Aim of the task:
Leave out the pictures and repeat exactly the lines from the one containing "Decode this image" through the end of the records.

--- START OF Supplied entries ---

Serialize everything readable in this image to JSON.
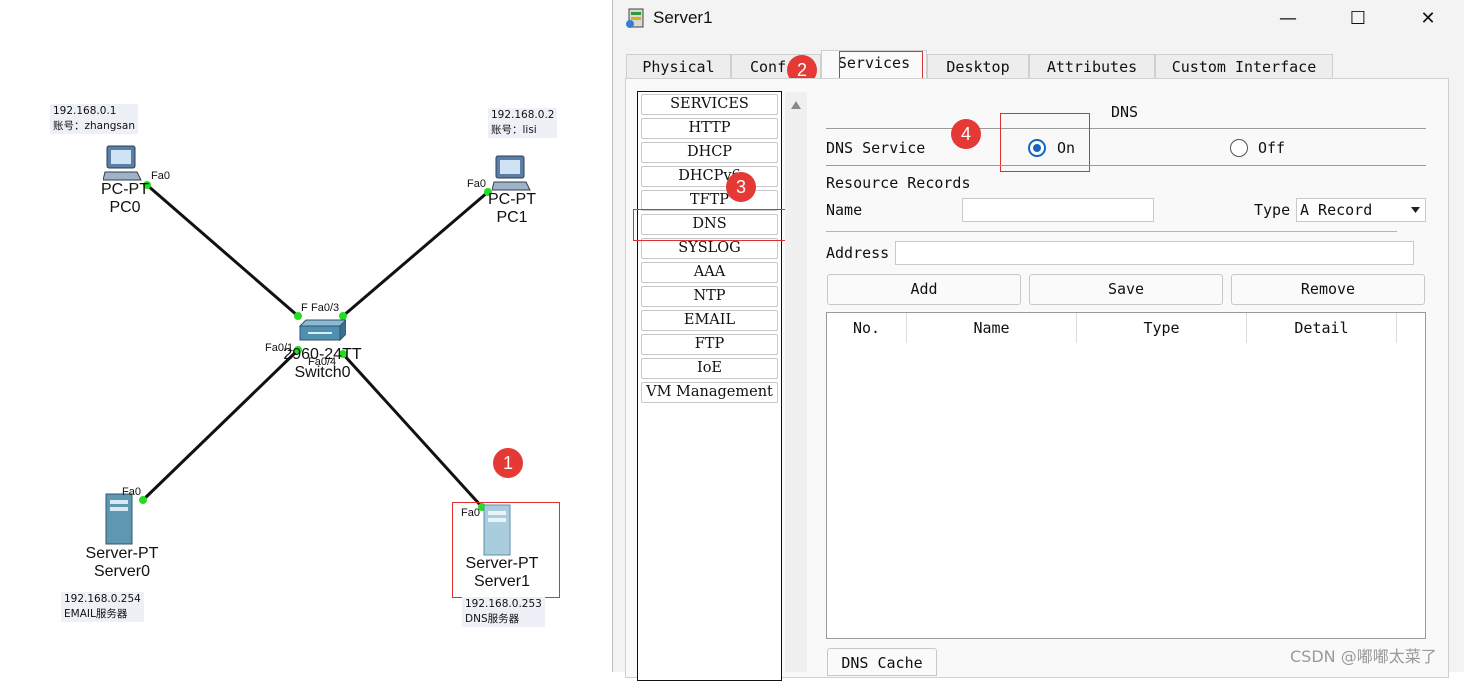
{
  "topology": {
    "pc0": {
      "model": "PC-PT",
      "name": "PC0",
      "port": "Fa0",
      "ip": "192.168.0.1",
      "account": "账号：zhangsan"
    },
    "pc1": {
      "model": "PC-PT",
      "name": "PC1",
      "port": "Fa0",
      "ip": "192.168.0.2",
      "account": "账号：lisi"
    },
    "switch": {
      "model": "2960-24TT",
      "name": "Switch0",
      "ports": {
        "fa03": "Fa0/3",
        "fa02": "F",
        "fa01": "Fa0/1",
        "fa04": "Fa0/4"
      }
    },
    "server0": {
      "model": "Server-PT",
      "name": "Server0",
      "port": "Fa0",
      "ip": "192.168.0.254",
      "role": "EMAIL服务器"
    },
    "server1": {
      "model": "Server-PT",
      "name": "Server1",
      "port": "Fa0",
      "ip": "192.168.0.253",
      "role": "DNS服务器"
    },
    "link_color": "#111111",
    "port_dot_color": "#22dd22"
  },
  "badges": [
    "1",
    "2",
    "3",
    "4"
  ],
  "window": {
    "title": "Server1",
    "controls": {
      "minimize": "—",
      "maximize": "☐",
      "close": "✕"
    },
    "tabs": [
      "Physical",
      "Conf",
      "Services",
      "Desktop",
      "Attributes",
      "Custom Interface"
    ],
    "active_tab": "Services",
    "services": [
      "SERVICES",
      "HTTP",
      "DHCP",
      "DHCPv6",
      "TFTP",
      "DNS",
      "SYSLOG",
      "AAA",
      "NTP",
      "EMAIL",
      "FTP",
      "IoE",
      "VM Management"
    ],
    "selected_service": "DNS",
    "dns": {
      "heading": "DNS",
      "service_label": "DNS Service",
      "on_label": "On",
      "off_label": "Off",
      "service_state": "on",
      "resource_records_label": "Resource Records",
      "name_label": "Name",
      "name_value": "",
      "type_label": "Type",
      "type_value": "A Record",
      "address_label": "Address",
      "address_value": "",
      "add_label": "Add",
      "save_label": "Save",
      "remove_label": "Remove",
      "columns": [
        "No.",
        "Name",
        "Type",
        "Detail"
      ],
      "rows": [],
      "cache_label": "DNS Cache"
    },
    "accent_color": "#1565c0"
  },
  "watermark": "CSDN @嘟嘟太菜了"
}
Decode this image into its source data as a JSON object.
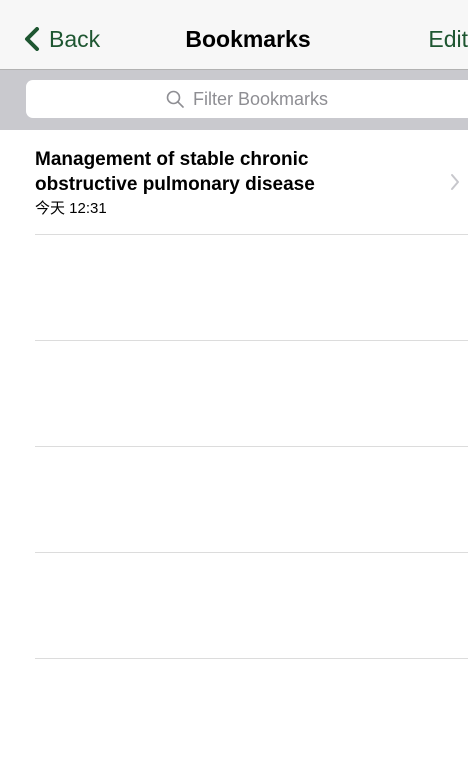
{
  "nav": {
    "back_label": "Back",
    "title": "Bookmarks",
    "edit_label": "Edit"
  },
  "search": {
    "placeholder": "Filter Bookmarks"
  },
  "bookmarks": [
    {
      "title": "Management of stable chronic obstructive pulmonary disease",
      "date": "今天 12:31"
    }
  ],
  "colors": {
    "accent": "#1e5631",
    "nav_background": "#f7f7f7",
    "search_background": "#c9c9ce",
    "placeholder": "#8e8e93",
    "separator": "#dcdcdc"
  },
  "icons": {
    "back": "chevron-left-icon",
    "search": "search-icon",
    "disclosure": "chevron-right-icon"
  }
}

--- END OF Supplied entries ---

Finished task:
Decode this image into its source data as a JSON object.
{
  "nav": {
    "back_label": "Back",
    "title": "Bookmarks",
    "edit_label": "Edit"
  },
  "search": {
    "placeholder": "Filter Bookmarks"
  },
  "bookmarks": [
    {
      "title": "Management of stable chronic obstructive pulmonary disease",
      "date": "今天 12:31"
    }
  ],
  "colors": {
    "accent": "#1e5631",
    "nav_background": "#f7f7f7",
    "search_background": "#c9c9ce",
    "placeholder": "#8e8e93",
    "separator": "#dcdcdc"
  },
  "icons": {
    "back": "chevron-left-icon",
    "search": "search-icon",
    "disclosure": "chevron-right-icon"
  }
}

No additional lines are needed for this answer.